DATA EXTRACT:
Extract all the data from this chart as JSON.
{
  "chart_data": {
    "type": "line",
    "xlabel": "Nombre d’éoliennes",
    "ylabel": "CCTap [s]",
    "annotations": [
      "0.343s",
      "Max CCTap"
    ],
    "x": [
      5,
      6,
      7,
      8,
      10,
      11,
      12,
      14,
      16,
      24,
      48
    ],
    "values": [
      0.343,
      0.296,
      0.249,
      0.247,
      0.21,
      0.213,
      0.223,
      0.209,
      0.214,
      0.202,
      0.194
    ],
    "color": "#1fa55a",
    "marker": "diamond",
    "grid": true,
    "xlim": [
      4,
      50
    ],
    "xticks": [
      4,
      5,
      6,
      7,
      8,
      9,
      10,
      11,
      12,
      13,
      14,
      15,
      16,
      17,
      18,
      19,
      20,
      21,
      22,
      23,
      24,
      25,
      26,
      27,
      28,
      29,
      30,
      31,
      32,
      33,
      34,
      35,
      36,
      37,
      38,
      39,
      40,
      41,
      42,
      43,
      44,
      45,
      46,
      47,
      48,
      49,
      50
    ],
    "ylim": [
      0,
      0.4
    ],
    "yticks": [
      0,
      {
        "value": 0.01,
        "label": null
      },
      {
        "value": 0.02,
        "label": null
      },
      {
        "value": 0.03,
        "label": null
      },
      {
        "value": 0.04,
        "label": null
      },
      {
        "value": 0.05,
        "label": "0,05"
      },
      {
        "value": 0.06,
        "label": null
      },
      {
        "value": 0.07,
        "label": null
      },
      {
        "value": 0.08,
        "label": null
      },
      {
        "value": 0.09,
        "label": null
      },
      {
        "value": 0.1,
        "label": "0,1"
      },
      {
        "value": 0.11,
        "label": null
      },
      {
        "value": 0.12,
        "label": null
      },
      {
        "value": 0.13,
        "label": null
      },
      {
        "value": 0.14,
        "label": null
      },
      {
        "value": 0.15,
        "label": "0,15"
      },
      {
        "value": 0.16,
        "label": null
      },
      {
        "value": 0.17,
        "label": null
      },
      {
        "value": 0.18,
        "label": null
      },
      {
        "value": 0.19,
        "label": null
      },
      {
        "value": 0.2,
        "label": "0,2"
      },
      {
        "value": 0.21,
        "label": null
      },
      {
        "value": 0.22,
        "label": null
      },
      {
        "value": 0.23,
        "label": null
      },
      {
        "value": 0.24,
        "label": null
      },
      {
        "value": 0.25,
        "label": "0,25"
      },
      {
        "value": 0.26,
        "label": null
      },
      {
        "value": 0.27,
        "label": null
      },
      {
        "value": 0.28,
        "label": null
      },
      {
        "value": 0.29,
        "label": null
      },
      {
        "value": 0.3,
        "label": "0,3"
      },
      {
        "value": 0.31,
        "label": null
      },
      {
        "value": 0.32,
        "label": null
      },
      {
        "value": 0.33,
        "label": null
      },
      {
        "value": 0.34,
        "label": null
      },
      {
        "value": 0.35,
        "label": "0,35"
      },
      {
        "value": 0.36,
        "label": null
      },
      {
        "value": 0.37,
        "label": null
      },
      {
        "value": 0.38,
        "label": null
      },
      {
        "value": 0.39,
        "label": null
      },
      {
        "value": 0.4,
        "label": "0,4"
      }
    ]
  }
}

EXERCISE INSTRUCTIONS: Copy out all of the lines above exactly.

WRITTEN SOLUTION:
Extract all the data from this chart as JSON.
{
  "chart_data": {
    "type": "line",
    "xlabel": "Nombre d’éoliennes",
    "ylabel": "CCTap [s]",
    "annotations": [
      "0.343s",
      "Max CCTap"
    ],
    "x": [
      5,
      6,
      7,
      8,
      10,
      11,
      12,
      14,
      16,
      24,
      48
    ],
    "values": [
      0.343,
      0.296,
      0.249,
      0.247,
      0.21,
      0.213,
      0.223,
      0.209,
      0.214,
      0.202,
      0.194
    ],
    "color": "#1fa55a",
    "marker": "diamond",
    "grid": true,
    "xlim": [
      4,
      50
    ],
    "xticks": [
      4,
      5,
      6,
      7,
      8,
      9,
      10,
      11,
      12,
      13,
      14,
      15,
      16,
      17,
      18,
      19,
      20,
      21,
      22,
      23,
      24,
      25,
      26,
      27,
      28,
      29,
      30,
      31,
      32,
      33,
      34,
      35,
      36,
      37,
      38,
      39,
      40,
      41,
      42,
      43,
      44,
      45,
      46,
      47,
      48,
      49,
      50
    ],
    "ylim": [
      0,
      0.4
    ],
    "yticks": [
      0,
      {
        "value": 0.01,
        "label": null
      },
      {
        "value": 0.02,
        "label": null
      },
      {
        "value": 0.03,
        "label": null
      },
      {
        "value": 0.04,
        "label": null
      },
      {
        "value": 0.05,
        "label": "0,05"
      },
      {
        "value": 0.06,
        "label": null
      },
      {
        "value": 0.07,
        "label": null
      },
      {
        "value": 0.08,
        "label": null
      },
      {
        "value": 0.09,
        "label": null
      },
      {
        "value": 0.1,
        "label": "0,1"
      },
      {
        "value": 0.11,
        "label": null
      },
      {
        "value": 0.12,
        "label": null
      },
      {
        "value": 0.13,
        "label": null
      },
      {
        "value": 0.14,
        "label": null
      },
      {
        "value": 0.15,
        "label": "0,15"
      },
      {
        "value": 0.16,
        "label": null
      },
      {
        "value": 0.17,
        "label": null
      },
      {
        "value": 0.18,
        "label": null
      },
      {
        "value": 0.19,
        "label": null
      },
      {
        "value": 0.2,
        "label": "0,2"
      },
      {
        "value": 0.21,
        "label": null
      },
      {
        "value": 0.22,
        "label": null
      },
      {
        "value": 0.23,
        "label": null
      },
      {
        "value": 0.24,
        "label": null
      },
      {
        "value": 0.25,
        "label": "0,25"
      },
      {
        "value": 0.26,
        "label": null
      },
      {
        "value": 0.27,
        "label": null
      },
      {
        "value": 0.28,
        "label": null
      },
      {
        "value": 0.29,
        "label": null
      },
      {
        "value": 0.3,
        "label": "0,3"
      },
      {
        "value": 0.31,
        "label": null
      },
      {
        "value": 0.32,
        "label": null
      },
      {
        "value": 0.33,
        "label": null
      },
      {
        "value": 0.34,
        "label": null
      },
      {
        "value": 0.35,
        "label": "0,35"
      },
      {
        "value": 0.36,
        "label": null
      },
      {
        "value": 0.37,
        "label": null
      },
      {
        "value": 0.38,
        "label": null
      },
      {
        "value": 0.39,
        "label": null
      },
      {
        "value": 0.4,
        "label": "0,4"
      }
    ]
  }
}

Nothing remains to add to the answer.